(Data entries for graphics)

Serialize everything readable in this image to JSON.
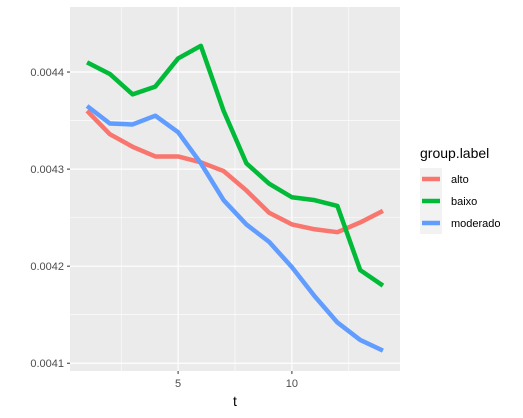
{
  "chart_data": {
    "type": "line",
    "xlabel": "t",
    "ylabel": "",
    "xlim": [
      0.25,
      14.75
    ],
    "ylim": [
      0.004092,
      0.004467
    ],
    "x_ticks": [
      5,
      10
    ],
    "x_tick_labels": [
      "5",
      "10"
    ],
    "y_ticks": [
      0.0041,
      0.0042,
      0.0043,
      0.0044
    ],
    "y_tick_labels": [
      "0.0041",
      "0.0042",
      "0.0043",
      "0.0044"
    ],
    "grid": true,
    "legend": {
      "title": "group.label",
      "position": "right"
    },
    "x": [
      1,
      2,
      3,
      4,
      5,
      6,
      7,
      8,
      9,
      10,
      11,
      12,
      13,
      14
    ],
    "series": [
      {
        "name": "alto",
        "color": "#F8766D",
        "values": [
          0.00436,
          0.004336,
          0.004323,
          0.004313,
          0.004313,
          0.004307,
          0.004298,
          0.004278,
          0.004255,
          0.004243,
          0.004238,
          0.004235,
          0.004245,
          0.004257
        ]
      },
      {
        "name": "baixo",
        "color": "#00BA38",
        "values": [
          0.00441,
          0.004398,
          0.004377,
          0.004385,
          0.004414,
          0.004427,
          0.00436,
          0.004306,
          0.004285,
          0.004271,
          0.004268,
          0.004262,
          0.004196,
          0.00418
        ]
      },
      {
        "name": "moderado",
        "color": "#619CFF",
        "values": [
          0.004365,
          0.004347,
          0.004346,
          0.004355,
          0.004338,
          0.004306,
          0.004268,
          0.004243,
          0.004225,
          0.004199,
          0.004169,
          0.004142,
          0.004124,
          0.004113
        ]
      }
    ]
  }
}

- WHAT IS REQUIRED
Transcribe the records above verbatim. Do not carry over any picture.

- IN RESPONSE
Serialize everything readable in this image to JSON.
{
  "chart_data": {
    "type": "line",
    "xlabel": "t",
    "ylabel": "",
    "xlim": [
      0.25,
      14.75
    ],
    "ylim": [
      0.004092,
      0.004467
    ],
    "x_ticks": [
      5,
      10
    ],
    "x_tick_labels": [
      "5",
      "10"
    ],
    "y_ticks": [
      0.0041,
      0.0042,
      0.0043,
      0.0044
    ],
    "y_tick_labels": [
      "0.0041",
      "0.0042",
      "0.0043",
      "0.0044"
    ],
    "grid": true,
    "legend": {
      "title": "group.label",
      "position": "right"
    },
    "x": [
      1,
      2,
      3,
      4,
      5,
      6,
      7,
      8,
      9,
      10,
      11,
      12,
      13,
      14
    ],
    "series": [
      {
        "name": "alto",
        "color": "#F8766D",
        "values": [
          0.00436,
          0.004336,
          0.004323,
          0.004313,
          0.004313,
          0.004307,
          0.004298,
          0.004278,
          0.004255,
          0.004243,
          0.004238,
          0.004235,
          0.004245,
          0.004257
        ]
      },
      {
        "name": "baixo",
        "color": "#00BA38",
        "values": [
          0.00441,
          0.004398,
          0.004377,
          0.004385,
          0.004414,
          0.004427,
          0.00436,
          0.004306,
          0.004285,
          0.004271,
          0.004268,
          0.004262,
          0.004196,
          0.00418
        ]
      },
      {
        "name": "moderado",
        "color": "#619CFF",
        "values": [
          0.004365,
          0.004347,
          0.004346,
          0.004355,
          0.004338,
          0.004306,
          0.004268,
          0.004243,
          0.004225,
          0.004199,
          0.004169,
          0.004142,
          0.004124,
          0.004113
        ]
      }
    ]
  }
}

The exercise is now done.